:: Material ::
══════════
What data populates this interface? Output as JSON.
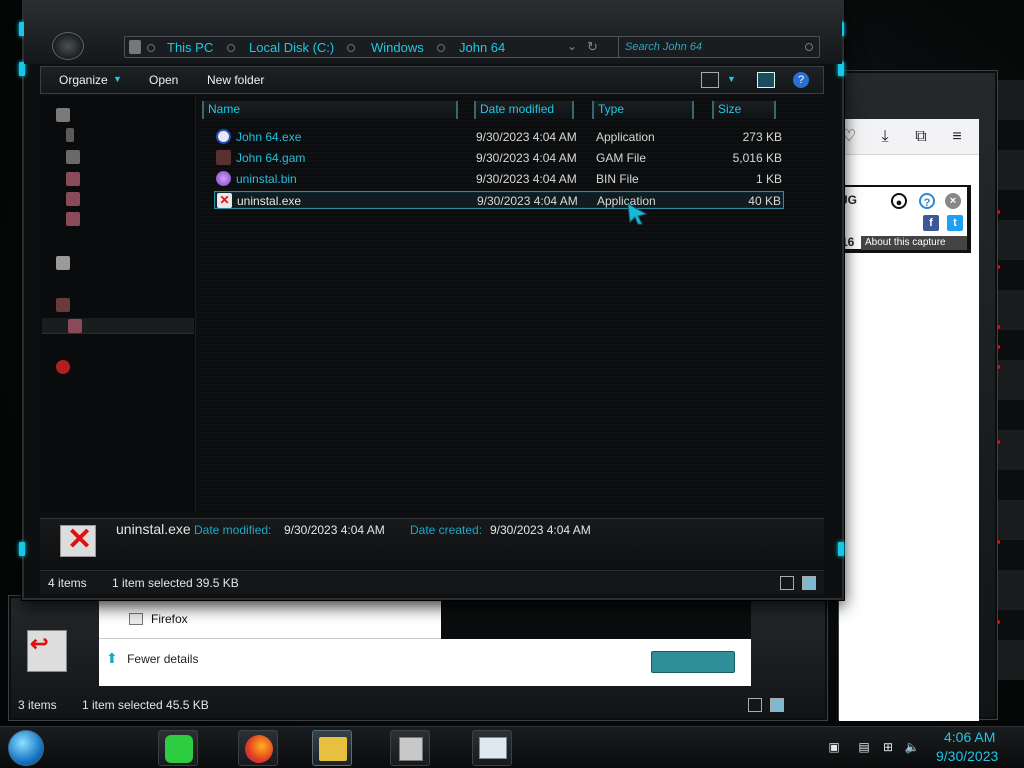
{
  "explorer": {
    "breadcrumb": [
      "This PC",
      "Local Disk (C:)",
      "Windows",
      "John 64"
    ],
    "search_placeholder": "Search John 64",
    "commands": {
      "organize": "Organize",
      "open": "Open",
      "new_folder": "New folder"
    },
    "columns": {
      "name": "Name",
      "date": "Date modified",
      "type": "Type",
      "size": "Size"
    },
    "files": [
      {
        "name": "John 64.exe",
        "date": "9/30/2023 4:04 AM",
        "type": "Application",
        "size": "273 KB",
        "icon": "blue-app-icon"
      },
      {
        "name": "John 64.gam",
        "date": "9/30/2023 4:04 AM",
        "type": "GAM File",
        "size": "5,016 KB",
        "icon": "gam-file-icon"
      },
      {
        "name": "uninstal.bin",
        "date": "9/30/2023 4:04 AM",
        "type": "BIN File",
        "size": "1 KB",
        "icon": "bin-file-icon"
      },
      {
        "name": "uninstal.exe",
        "date": "9/30/2023 4:04 AM",
        "type": "Application",
        "size": "40 KB",
        "icon": "uninstall-app-icon",
        "selected": true
      }
    ],
    "details": {
      "filename": "uninstal.exe",
      "modified_label": "Date modified:",
      "modified_value": "9/30/2023 4:04 AM",
      "created_label": "Date created:",
      "created_value": "9/30/2023 4:04 AM"
    },
    "status": {
      "items": "4 items",
      "selected": "1 item selected  39.5 KB"
    }
  },
  "back_explorer": {
    "firefox_label": "Firefox",
    "fewer_details": "Fewer details",
    "status_items": "3 items",
    "status_selected": "1 item selected  45.5 KB"
  },
  "browser": {
    "fragment_text": "JG",
    "number_text": "16",
    "about_capture": "About this capture"
  },
  "taskbar": {
    "time": "4:06 AM",
    "date": "9/30/2023"
  },
  "colors": {
    "accent": "#1fc7e6",
    "selection_border": "#2f8ba0",
    "window_bg": "#0d0f10"
  }
}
══════════
:: Task goal ::
Return each line with "selected".

:: Worked solution ::
        "selected": true
      "selected": "1 item selected  39.5 KB"
    "status_selected": "1 item selected  45.5 KB"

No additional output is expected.